### GIVEN REQUEST
Exclude the pictures, then quote exactly the lines from the one holding "Transcribe the text in this document." through the last line of the records.

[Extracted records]
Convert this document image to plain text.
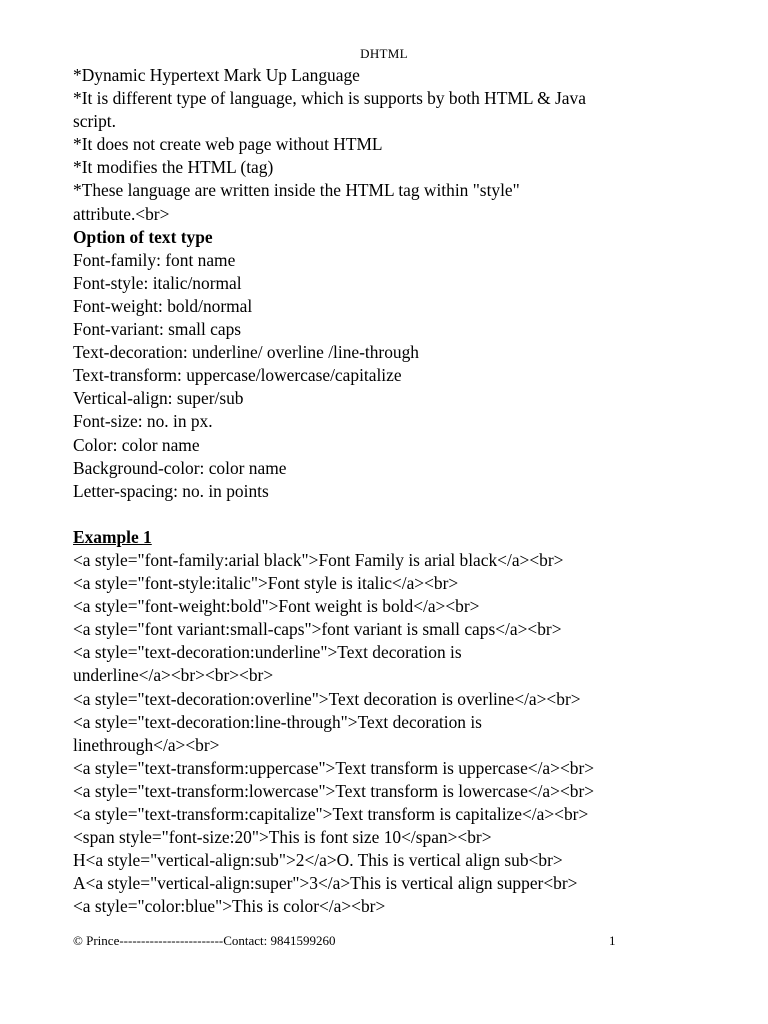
DHTML
*Dynamic Hypertext Mark Up Language
*It is different type of language, which is supports by both HTML & Java
script.
*It does not create web page without HTML
*It modifies the HTML (tag)
*These language are written inside the HTML tag within "style"
attribute.<br>
Option of text type
Font-family: font name
Font-style: italic/normal
Font-weight: bold/normal
Font-variant: small caps
Text-decoration: underline/ overline /line-through
Text-transform: uppercase/lowercase/capitalize
Vertical-align: super/sub
Font-size: no. in px.
Color: color name
Background-color: color name
Letter-spacing: no. in points
Example 1
<a style="font-family:arial black">Font Family is arial black</a><br>
<a style="font-style:italic">Font style is italic</a><br>
<a style="font-weight:bold">Font weight is bold</a><br>
<a style="font variant:small-caps">font variant is small caps</a><br>
<a style="text-decoration:underline">Text decoration is
underline</a><br><br><br>
<a style="text-decoration:overline">Text decoration is overline</a><br>
<a style="text-decoration:line-through">Text decoration is
linethrough</a><br>
<a style="text-transform:uppercase">Text transform is uppercase</a><br>
<a style="text-transform:lowercase">Text transform is lowercase</a><br>
<a style="text-transform:capitalize">Text transform is capitalize</a><br>
<span style="font-size:20">This is font size 10</span><br>
H<a style="vertical-align:sub">2</a>O. This is vertical align sub<br>
A<a style="vertical-align:super">3</a>This is vertical align supper<br>
<a style="color:blue">This is color</a><br>
© Prince------------------------Contact: 9841599260	1
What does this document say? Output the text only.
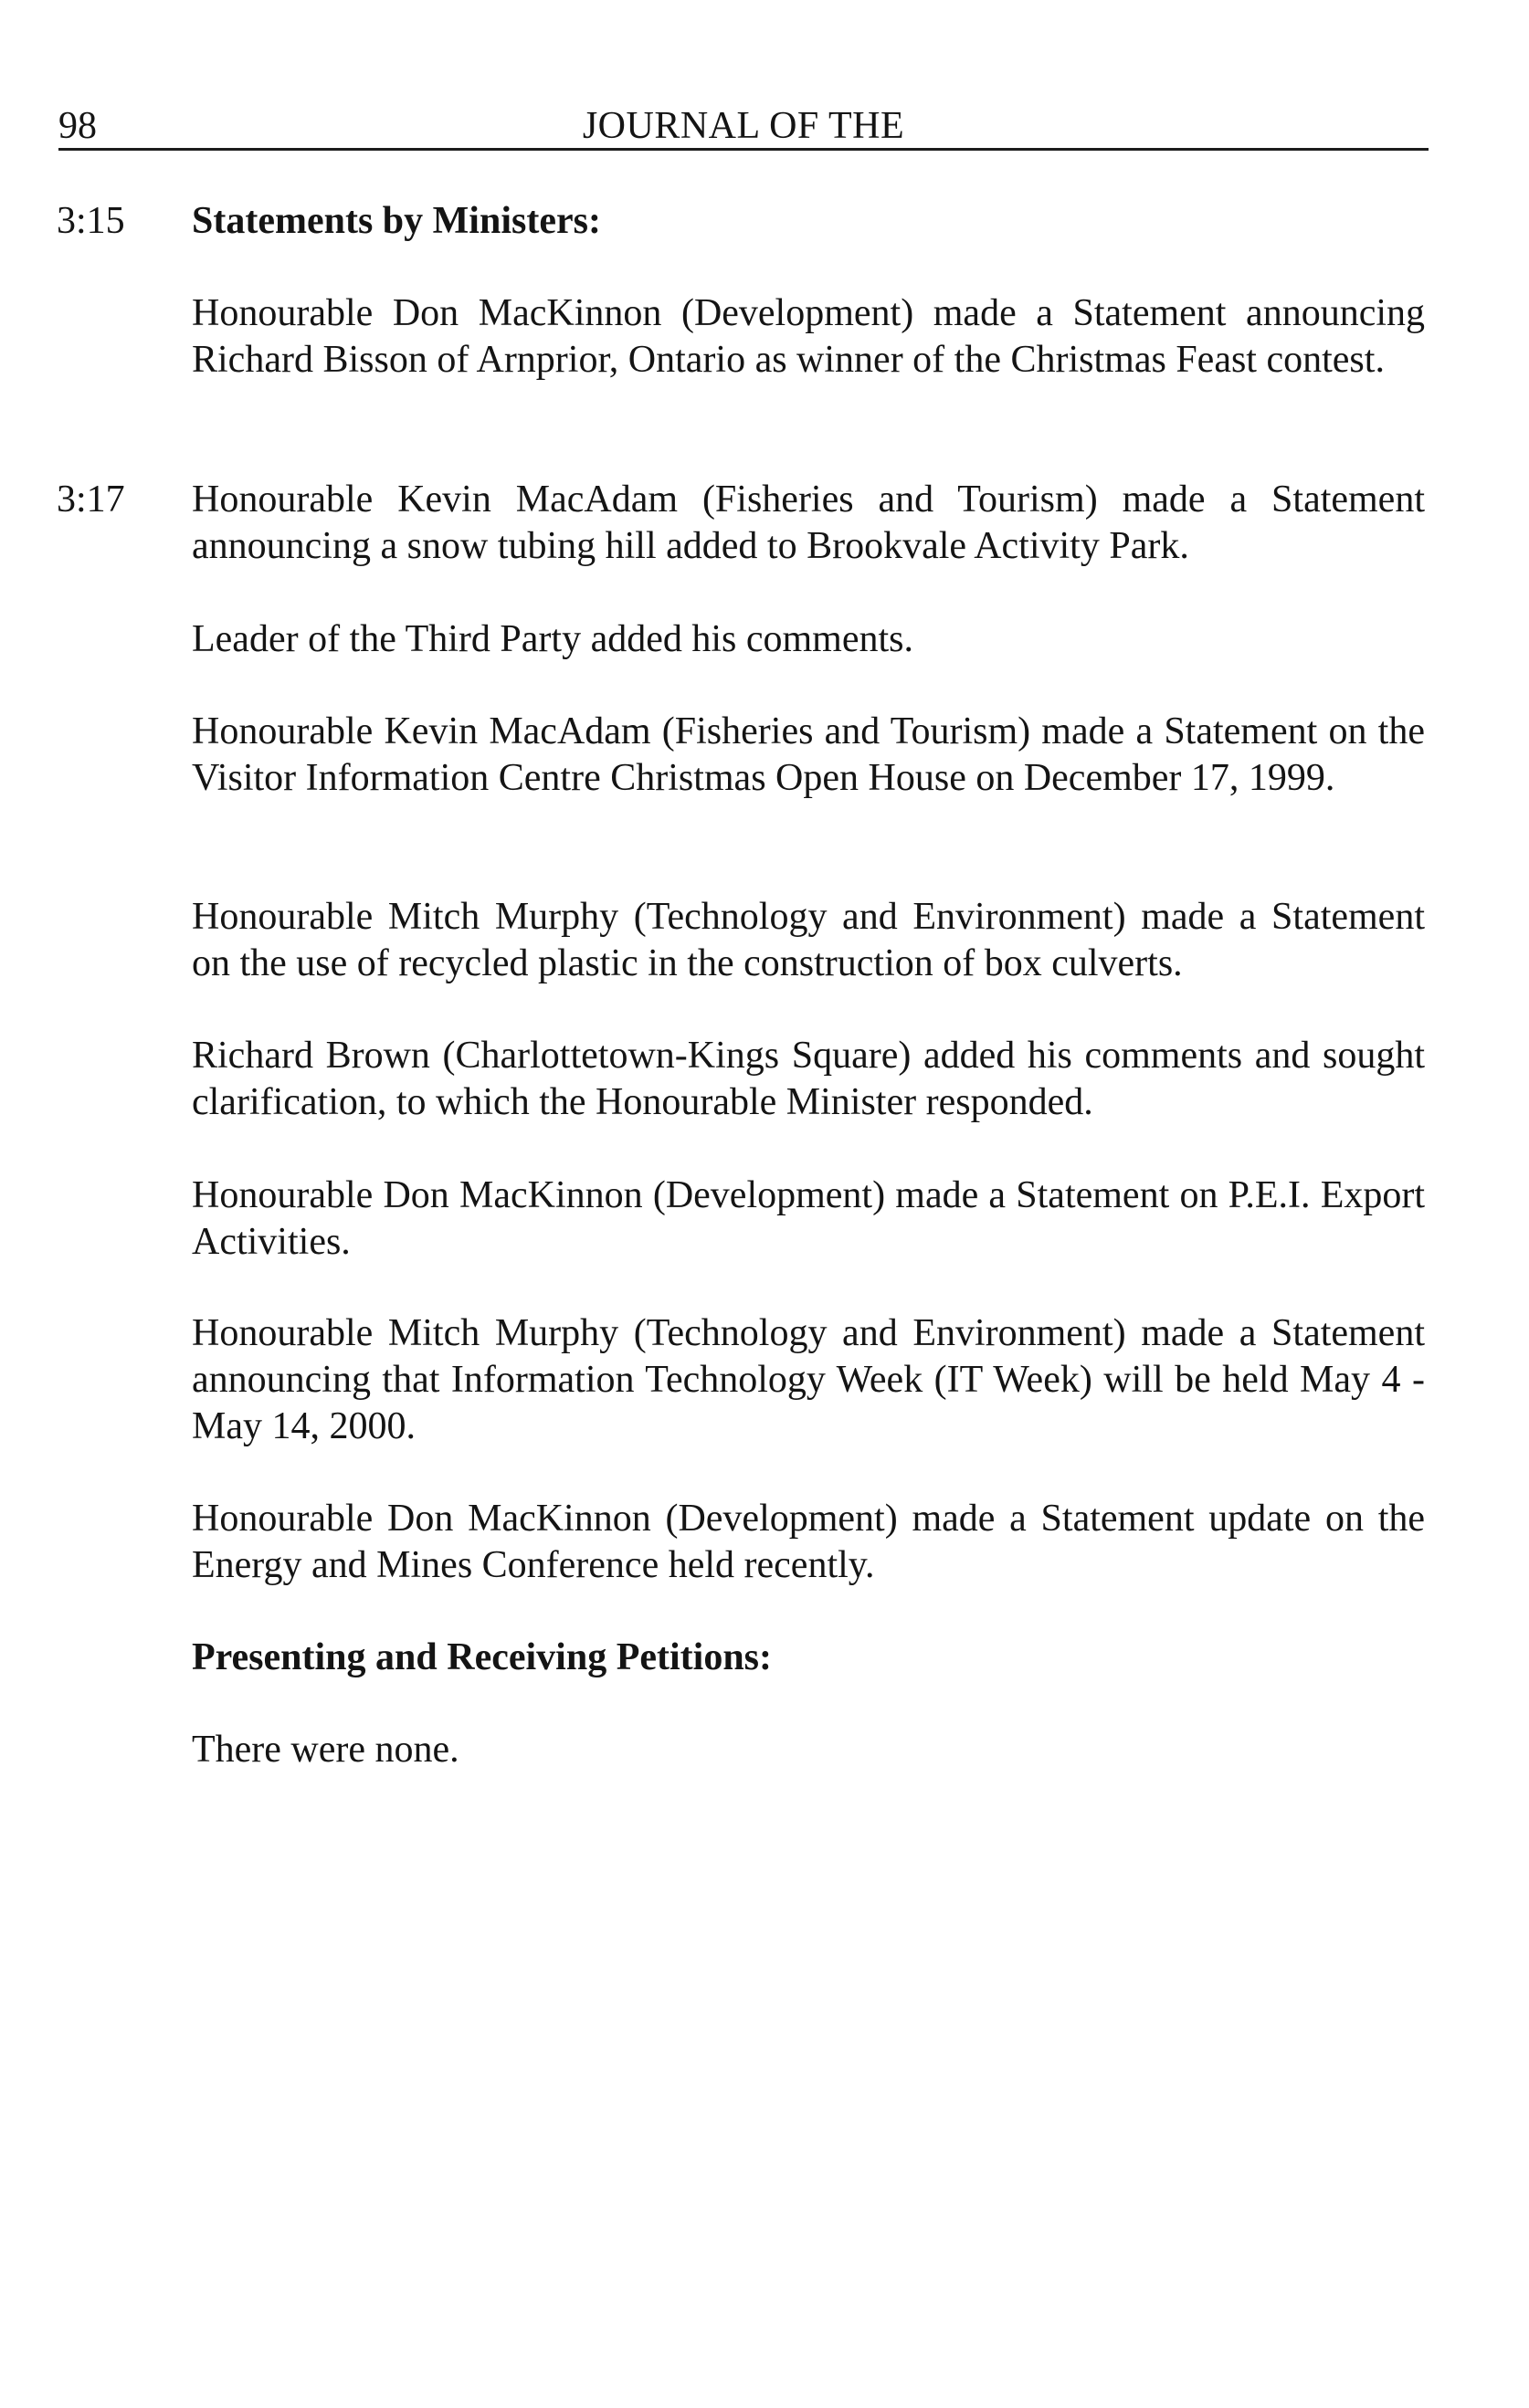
98	JOURNAL OF THE
3:15 Statements by Ministers:

Honourable Don MacKinnon (Development) made a Statement announcing Richard Bisson of Arnprior, Ontario as winner of the Christmas Feast contest.

3:17 Honourable Kevin MacAdam (Fisheries and Tourism) made a Statement announcing a snow tubing hill added to Brookvale Activity Park.

Leader of the Third Party added his comments.

Honourable Kevin MacAdam (Fisheries and Tourism) made a Statement on the Visitor Information Centre Christmas Open House on December 17, 1999.

Honourable Mitch Murphy (Technology and Environment) made a Statement on the use of recycled plastic in the construction of box culverts.

Richard Brown (Charlottetown-Kings Square) added his comments and sought clarification, to which the Honourable Minister responded.

Honourable Don MacKinnon (Development) made a Statement on P.E.I. Export Activities.

Honourable Mitch Murphy (Technology and Environment) made a Statement announcing that Information Technology Week (IT Week) will be held May 4 - May 14, 2000.

Honourable Don MacKinnon (Development) made a Statement update on the Energy and Mines Conference held recently.

Presenting and Receiving Petitions:

There were none.
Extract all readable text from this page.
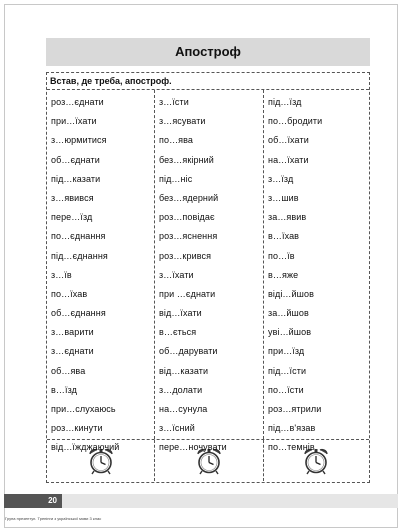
Апостроф
Встав, де треба, апостроф.
роз…єднати
при…їхати
з…юрмитися
об…єднати
під…казати
з…явився
пере…їзд
по…єднання
під…єднання
з…їв
по…їхав
об…єднання
з…варити
з…єднати
об…ява
в…їзд
при…слухаюсь
роз…кинути
від…їжджаючий
з…їсти
з…ясувати
по…ява
без…якірний
під…ніс
без…ядерний
роз…повідає
роз…яснення
роз…крився
з…їхати
при …єднати
від…їхати
в…ється
об…дарувати
від…казати
з…долати
на…сунула
з…їсний
пере…ночувати
під…їзд
по…бродити
об…їхати
на…їхати
з…їзд
з…шив
за…явив
в…їхав
по…їв
в…яже
віді…йшов
за…йшов
уві…йшов
при…їзд
під…їсти
по…їсти
роз…ятрили
під…в'язав
по…темнів
20
Група презентує. Тренінги з української мови 3 клас
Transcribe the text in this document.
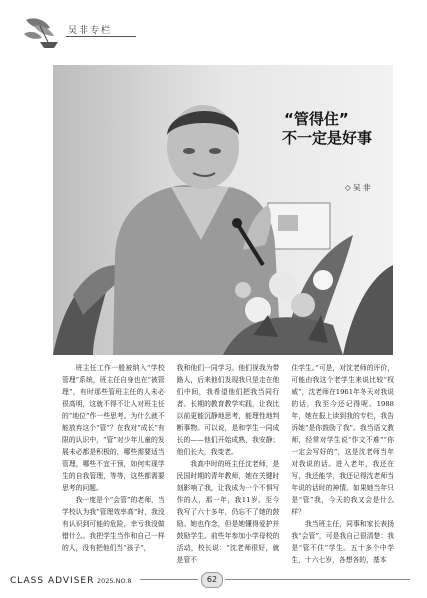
吴非专栏
“管得住”
不一定是好事
◇ 吴 非

班主任工作一般被纳入“学校管理”系统，班主任自身也在“被管理”，有时那些管班主任的人未必很高明，这就不得不让人对班主任的“地位”作一些思考。为什么就不能放弃这个“管”？在我对“成长”有限的认识中，“管”对少年儿童的发展未必都是积极的，哪些需要适当管理，哪些不宜干预，如何实现学生的自我管理，等等，这些都需要思考的问题。

我一度是个“会管”的老师，当学校认为我“管理效率高”时，我没有认识到可能的危险，幸亏我没做错什么。我把学生当作和自己一样的人，没有把他们当“孩子”，

我和他们一同学习。他们视我为带路人，后来他们发现我只是走在他们中间，我希望他们把我当同行者。长期的教育教学实践，让我比以前更能沉静地思考，能理性地判断事物。可以说，是和学生一同成长的——他们开始成熟，我安静；他们长大，我变老。

我高中时的班主任沈老师，是民国时期的青年教师，她在关键时刻影响了我，让我成为一个不惧写作的人，那一年，我11岁。至今我写了六十多年，仍忘不了她的鼓励。她也作念，但是她懂得爱护并鼓励学生。前些年参加小学母校的活动，校长说：“沈老师很好，就是管不

住学生。”可是，对沈老师的评价，可能由我这个老学生来说比较“权威”，沈老师在1961年冬天对我说的话，我至今还记得呢。1988年，她在报上读到我的专栏，我告诉她“是你鼓励了我”。我当语文教师，经常对学生说“作文不难”“你一定会写好的”，这是沈老师当年对我说的话。进入老年，我还在写，我还能学，我还记得沈老师当年说的话时的神情。如果她当年只是“管”我，今天的我又会是什么样？

我当班主任，同事和家长表扬我“会管”，可是我自己很清楚：我是“管不住”学生。五十多个中学生，十六七岁，各想各的，基本

CLASS ADVISER 2025.NO.8	62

### EXERCISE SOLUTION
Transcribe the text in this document.
吴非专栏
“管得住”
不一定是好事
◇ 吴 非

班主任工作一般被纳入“学校管理”系统，班主任自身也在“被管理”，有时那些管班主任的人未必很高明，这就不得不让人对班主任的“地位”作一些思考。为什么就不能放弃这个“管”？在我对“成长”有限的认识中，“管”对少年儿童的发展未必都是积极的，哪些需要适当管理，哪些不宜干预，如何实现学生的自我管理，等等，这些都需要思考的问题。

我一度是个“会管”的老师，当学校认为我“管理效率高”时，我没有认识到可能的危险，幸亏我没做错什么。我把学生当作和自己一样的人，没有把他们当“孩子”，

我和他们一同学习。他们视我为带路人，后来他们发现我只是走在他们中间，我希望他们把我当同行者。长期的教育教学实践，让我比以前更能沉静地思考，能理性地判断事物。可以说，是和学生一同成长的——他们开始成熟，我安静；他们长大，我变老。

我高中时的班主任沈老师，是民国时期的青年教师，她在关键时刻影响了我，让我成为一个不惧写作的人，那一年，我11岁。至今我写了六十多年，仍忘不了她的鼓励。她也作念，但是她懂得爱护并鼓励学生。前些年参加小学母校的活动，校长说：“沈老师很好，就是管不

住学生。”可是，对沈老师的评价，可能由我这个老学生来说比较“权威”，沈老师在1961年冬天对我说的话，我至今还记得呢。1988年，她在报上读到我的专栏，我告诉她“是你鼓励了我”。我当语文教师，经常对学生说“作文不难”“你一定会写好的”，这是沈老师当年对我说的话。进入老年，我还在写，我还能学，我还记得沈老师当年说的话时的神情。如果她当年只是“管”我，今天的我又会是什么样？

我当班主任，同事和家长表扬我“会管”，可是我自己很清楚：我是“管不住”学生。五十多个中学生，十六七岁，各想各的，基本

CLASS ADVISER 2025.NO.8	62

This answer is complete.